§ **INSTRUCTIONS FOR THE TASK**:
Reproduce the records below in full and without edits, omitting images.

§ **INPUT ROWS**:

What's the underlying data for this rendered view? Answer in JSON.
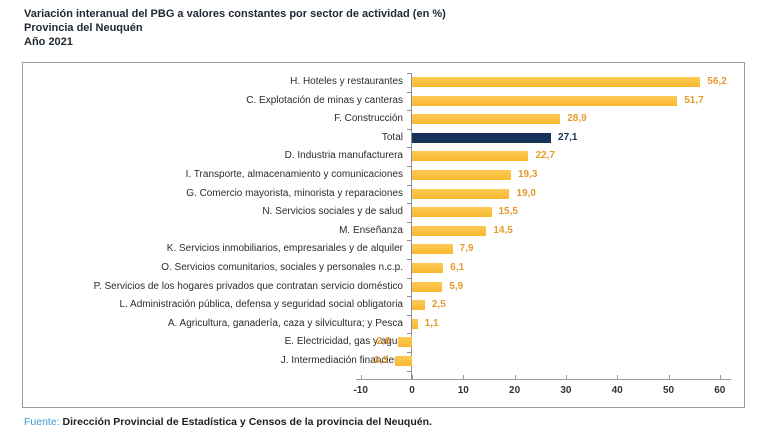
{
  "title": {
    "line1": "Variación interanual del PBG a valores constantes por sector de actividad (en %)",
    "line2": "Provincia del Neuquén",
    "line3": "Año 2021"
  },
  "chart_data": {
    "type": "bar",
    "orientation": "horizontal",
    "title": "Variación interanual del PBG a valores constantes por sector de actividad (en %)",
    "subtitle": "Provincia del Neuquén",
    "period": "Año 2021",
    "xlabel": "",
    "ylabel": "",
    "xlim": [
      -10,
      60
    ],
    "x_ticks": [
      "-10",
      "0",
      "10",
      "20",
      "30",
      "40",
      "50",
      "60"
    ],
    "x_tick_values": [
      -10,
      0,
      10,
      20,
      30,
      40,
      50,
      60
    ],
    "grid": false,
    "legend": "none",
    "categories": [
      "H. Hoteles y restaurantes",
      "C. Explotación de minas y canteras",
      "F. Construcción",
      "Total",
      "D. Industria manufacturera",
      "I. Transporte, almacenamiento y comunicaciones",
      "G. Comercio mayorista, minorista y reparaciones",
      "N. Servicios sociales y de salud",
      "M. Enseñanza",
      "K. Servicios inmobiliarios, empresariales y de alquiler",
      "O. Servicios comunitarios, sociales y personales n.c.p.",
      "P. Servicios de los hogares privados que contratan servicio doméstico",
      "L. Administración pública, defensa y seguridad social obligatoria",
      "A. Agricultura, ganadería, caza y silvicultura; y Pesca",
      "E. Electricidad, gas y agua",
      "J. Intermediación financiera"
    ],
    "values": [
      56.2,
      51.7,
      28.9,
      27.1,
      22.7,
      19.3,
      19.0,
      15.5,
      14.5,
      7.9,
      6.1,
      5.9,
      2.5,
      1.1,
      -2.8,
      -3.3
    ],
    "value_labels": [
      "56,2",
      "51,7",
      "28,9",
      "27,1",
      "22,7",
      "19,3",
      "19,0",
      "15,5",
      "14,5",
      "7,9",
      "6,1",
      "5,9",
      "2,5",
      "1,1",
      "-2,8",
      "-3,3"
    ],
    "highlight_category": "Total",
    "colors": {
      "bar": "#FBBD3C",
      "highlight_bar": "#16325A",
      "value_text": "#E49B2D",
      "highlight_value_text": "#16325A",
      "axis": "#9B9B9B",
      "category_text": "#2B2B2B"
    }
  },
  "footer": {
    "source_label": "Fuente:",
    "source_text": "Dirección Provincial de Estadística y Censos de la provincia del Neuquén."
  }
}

§ **OUTPUT OF THE EXERCISE**:
What's the underlying data for this rendered view? Answer in JSON.
{
  "title": {
    "line1": "Variación interanual del PBG a valores constantes por sector de actividad (en %)",
    "line2": "Provincia del Neuquén",
    "line3": "Año 2021"
  },
  "chart_data": {
    "type": "bar",
    "orientation": "horizontal",
    "title": "Variación interanual del PBG a valores constantes por sector de actividad (en %)",
    "subtitle": "Provincia del Neuquén",
    "period": "Año 2021",
    "xlabel": "",
    "ylabel": "",
    "xlim": [
      -10,
      60
    ],
    "x_ticks": [
      "-10",
      "0",
      "10",
      "20",
      "30",
      "40",
      "50",
      "60"
    ],
    "x_tick_values": [
      -10,
      0,
      10,
      20,
      30,
      40,
      50,
      60
    ],
    "grid": false,
    "legend": "none",
    "categories": [
      "H. Hoteles y restaurantes",
      "C. Explotación de minas y canteras",
      "F. Construcción",
      "Total",
      "D. Industria manufacturera",
      "I. Transporte, almacenamiento y comunicaciones",
      "G. Comercio mayorista, minorista y reparaciones",
      "N. Servicios sociales y de salud",
      "M. Enseñanza",
      "K. Servicios inmobiliarios, empresariales y de alquiler",
      "O. Servicios comunitarios, sociales y personales n.c.p.",
      "P. Servicios de los hogares privados que contratan servicio doméstico",
      "L. Administración pública, defensa y seguridad social obligatoria",
      "A. Agricultura, ganadería, caza y silvicultura; y Pesca",
      "E. Electricidad, gas y agua",
      "J. Intermediación financiera"
    ],
    "values": [
      56.2,
      51.7,
      28.9,
      27.1,
      22.7,
      19.3,
      19.0,
      15.5,
      14.5,
      7.9,
      6.1,
      5.9,
      2.5,
      1.1,
      -2.8,
      -3.3
    ],
    "value_labels": [
      "56,2",
      "51,7",
      "28,9",
      "27,1",
      "22,7",
      "19,3",
      "19,0",
      "15,5",
      "14,5",
      "7,9",
      "6,1",
      "5,9",
      "2,5",
      "1,1",
      "-2,8",
      "-3,3"
    ],
    "highlight_category": "Total",
    "colors": {
      "bar": "#FBBD3C",
      "highlight_bar": "#16325A",
      "value_text": "#E49B2D",
      "highlight_value_text": "#16325A",
      "axis": "#9B9B9B",
      "category_text": "#2B2B2B"
    }
  },
  "footer": {
    "source_label": "Fuente:",
    "source_text": "Dirección Provincial de Estadística y Censos de la provincia del Neuquén."
  }
}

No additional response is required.